--- START MATERIAL SUPPLIED ---

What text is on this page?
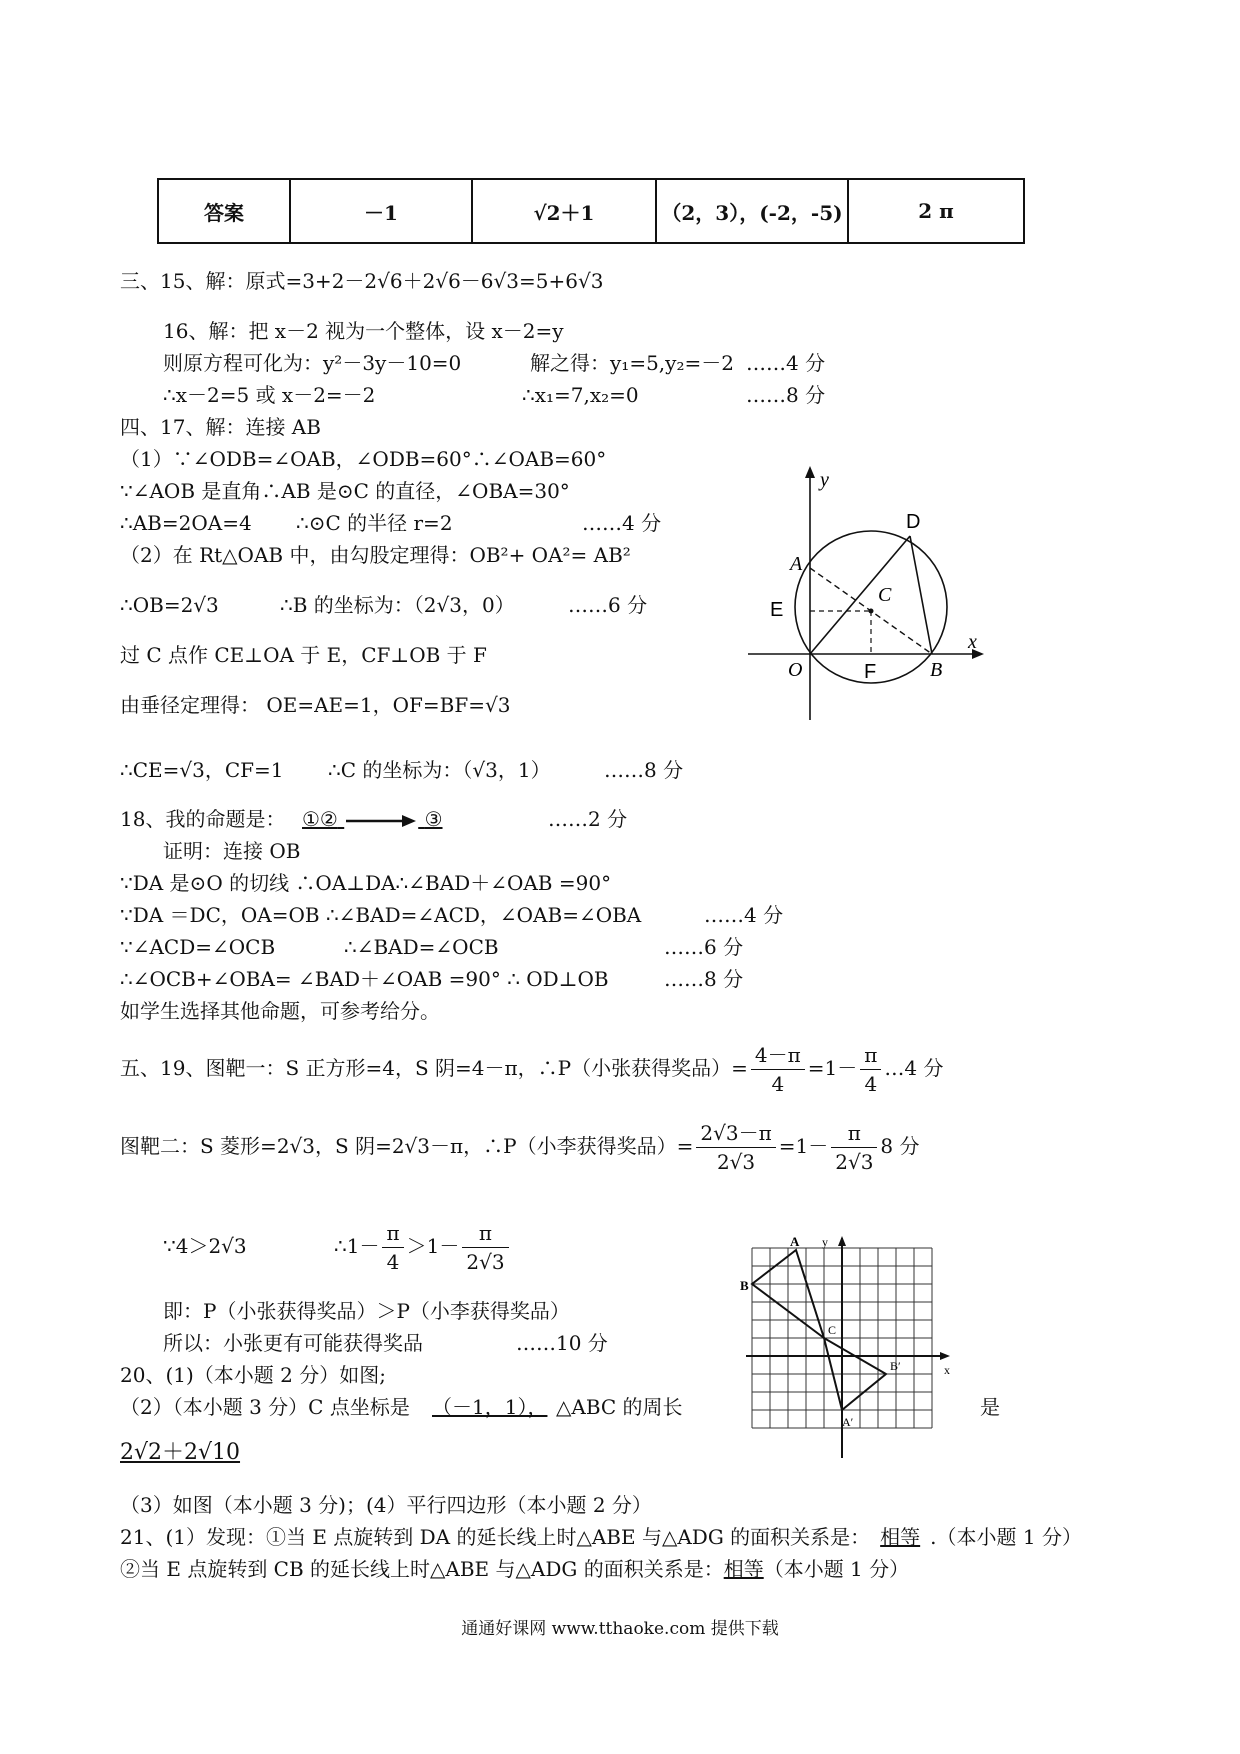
答案	－1	√2＋1	（2，3），(-2，-5)	2 π
三、15、解：原式=3+2－2√6＋2√6－6√3=5+6√3
16、解：把 x－2 视为一个整体，设 x－2=y
则原方程可化为：y²－3y－10=0	解之得：y₁=5,y₂=－2 ……4 分
∴x－2=5 或 x－2=－2	∴x₁=7,x₂=0	……8 分
四、17、解：连接 AB
（1）∵∠ODB=∠OAB，∠ODB=60°∴∠OAB=60°
∵∠AOB 是直角∴AB 是⊙C 的直径，∠OBA=30°
∴AB=2OA=4 ∴⊙C 的半径 r=2	……4 分
（2）在 Rt△OAB 中，由勾股定理得：OB²+ OA²= AB²
∴OB=2√3	∴B 的坐标为：（2√3，0）	……6 分
过 C 点作 CE⊥OA 于 E，CF⊥OB 于 F
由垂径定理得： OE=AE=1，OF=BF=√3
∴CE=√3，CF=1 ∴C 的坐标为：（√3，1）	……8 分
y
x
D
A
E
C
O	F	B
18、我的命题是： ①②	③	……2 分
证明：连接 OB
∵DA 是⊙O 的切线 ∴OA⊥DA∴∠BAD＋∠OAB =90°
∵DA ＝DC，OA=OB ∴∠BAD=∠ACD，∠OAB=∠OBA	……4 分
∵∠ACD=∠OCB	∴∠BAD=∠OCB	……6 分
∴∠OCB+∠OBA= ∠BAD＋∠OAB =90° ∴ OD⊥OB	……8 分
如学生选择其他命题，可参考给分。
五、19、图靶一：S 正方形=4，S 阴=4－π，∴P（小张获得奖品）= $\frac{4-\pi}{4} =1- \frac{\pi}{4}$ …4 分
图靶二：S 菱形=2√3，S 阴=2√3－π，∴P（小李获得奖品）= $\frac{2√3-\pi}{2√3} =1- \frac{\pi}{2√3} 8$ 分
∵4＞2√3	∴1－ $\frac{\pi}{4} >1- \frac{\pi}{2√3}$
即：P（小张获得奖品）＞P（小李获得奖品）
所以：小张更有可能获得奖品	……10 分
A y
B
C
B′	x
A′
20、(1)（本小题 2 分）如图;
（2）（本小题 3 分）C 点坐标是 （－1，1）， △ABC 的周长	是
2√2＋2√10
（3）如图（本小题 3 分)；(4）平行四边形（本小题 2 分）
21、(1）发现：①当 E 点旋转到 DA 的延长线上时△ABE 与△ADG 的面积关系是： 相等 .（本小题 1 分）
②当 E 点旋转到 CB 的延长线上时△ABE 与△ADG 的面积关系是：相等（本小题 1 分）
通通好课网 www.tthaoke.com 提供下载
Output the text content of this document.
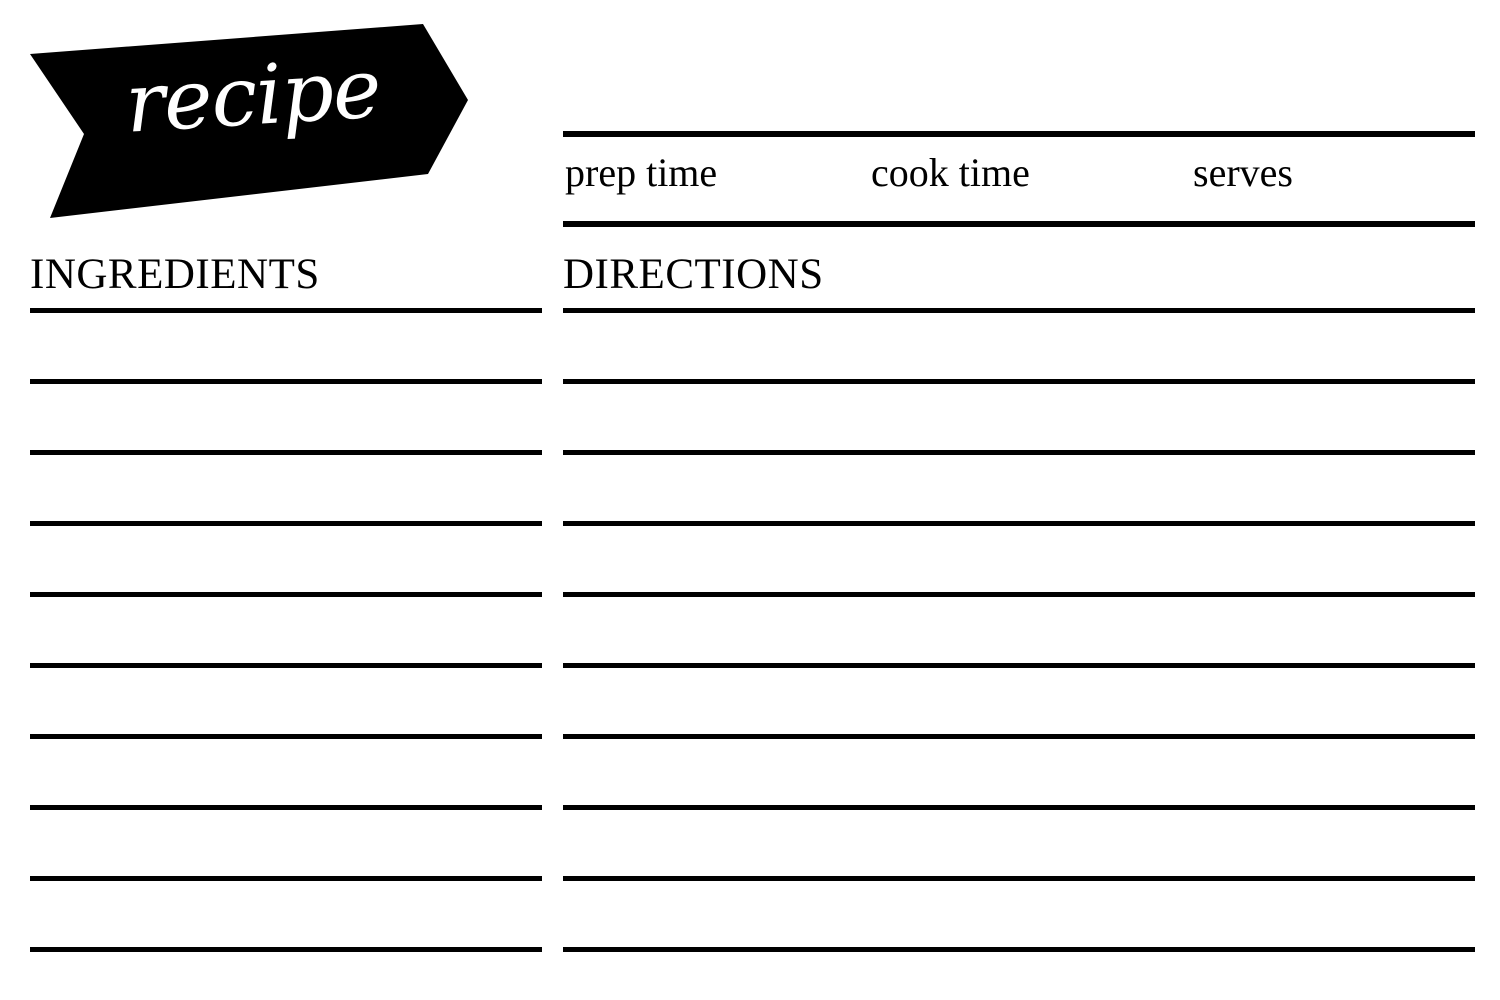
recipe
prep time	cook time	serves
INGREDIENTS	DIRECTIONS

--- END MATERIAL SUPPLIED ---

§ **STATED PROBLEM**
Repeat each line of the records above exactly, but do not copy the pictures.

§ **RESPONSE FOR THIS EXERCISE**
What text is on this page?
答案	－1	√2＋1	（2，3），(-2，-5)	2 π
三、15、解：原式=3+2－2√6＋2√6－6√3=5+6√3
16、解：把 x－2 视为一个整体，设 x－2=y
则原方程可化为：y²－3y－10=0	解之得：y₁=5,y₂=－2 ……4 分
∴x－2=5 或 x－2=－2	∴x₁=7,x₂=0	……8 分
四、17、解：连接 AB
（1）∵∠ODB=∠OAB，∠ODB=60°∴∠OAB=60°
∵∠AOB 是直角∴AB 是⊙C 的直径，∠OBA=30°
∴AB=2OA=4 ∴⊙C 的半径 r=2	……4 分
（2）在 Rt△OAB 中，由勾股定理得：OB²+ OA²= AB²
∴OB=2√3	∴B 的坐标为：（2√3，0）	……6 分
过 C 点作 CE⊥OA 于 E，CF⊥OB 于 F
由垂径定理得： OE=AE=1，OF=BF=√3
∴CE=√3，CF=1 ∴C 的坐标为：（√3，1）	……8 分
y
x
D
A
E
C
O	F	B
18、我的命题是： ①②	③	……2 分
证明：连接 OB
∵DA 是⊙O 的切线 ∴OA⊥DA∴∠BAD＋∠OAB =90°
∵DA ＝DC，OA=OB ∴∠BAD=∠ACD，∠OAB=∠OBA	……4 分
∵∠ACD=∠OCB	∴∠BAD=∠OCB	……6 分
∴∠OCB+∠OBA= ∠BAD＋∠OAB =90° ∴ OD⊥OB	……8 分
如学生选择其他命题，可参考给分。
五、19、图靶一：S 正方形=4，S 阴=4－π，∴P（小张获得奖品）= $\frac{4-\pi}{4} =1- \frac{\pi}{4}$ …4 分
图靶二：S 菱形=2√3，S 阴=2√3－π，∴P（小李获得奖品）= $\frac{2√3-\pi}{2√3} =1- \frac{\pi}{2√3} 8$ 分
∵4＞2√3	∴1－ $\frac{\pi}{4} >1- \frac{\pi}{2√3}$
即：P（小张获得奖品）＞P（小李获得奖品）
所以：小张更有可能获得奖品	……10 分
A y
B
C
B′	x
A′
20、(1)（本小题 2 分）如图;
（2）（本小题 3 分）C 点坐标是 （－1，1）， △ABC 的周长	是
2√2＋2√10
（3）如图（本小题 3 分)；(4）平行四边形（本小题 2 分）
21、(1）发现：①当 E 点旋转到 DA 的延长线上时△ABE 与△ADG 的面积关系是： 相等 .（本小题 1 分）
②当 E 点旋转到 CB 的延长线上时△ABE 与△ADG 的面积关系是：相等（本小题 1 分）
通通好课网 www.tthaoke.com 提供下载
Output the text content of this document.
recipe
prep time	cook time	serves
INGREDIENTS	DIRECTIONS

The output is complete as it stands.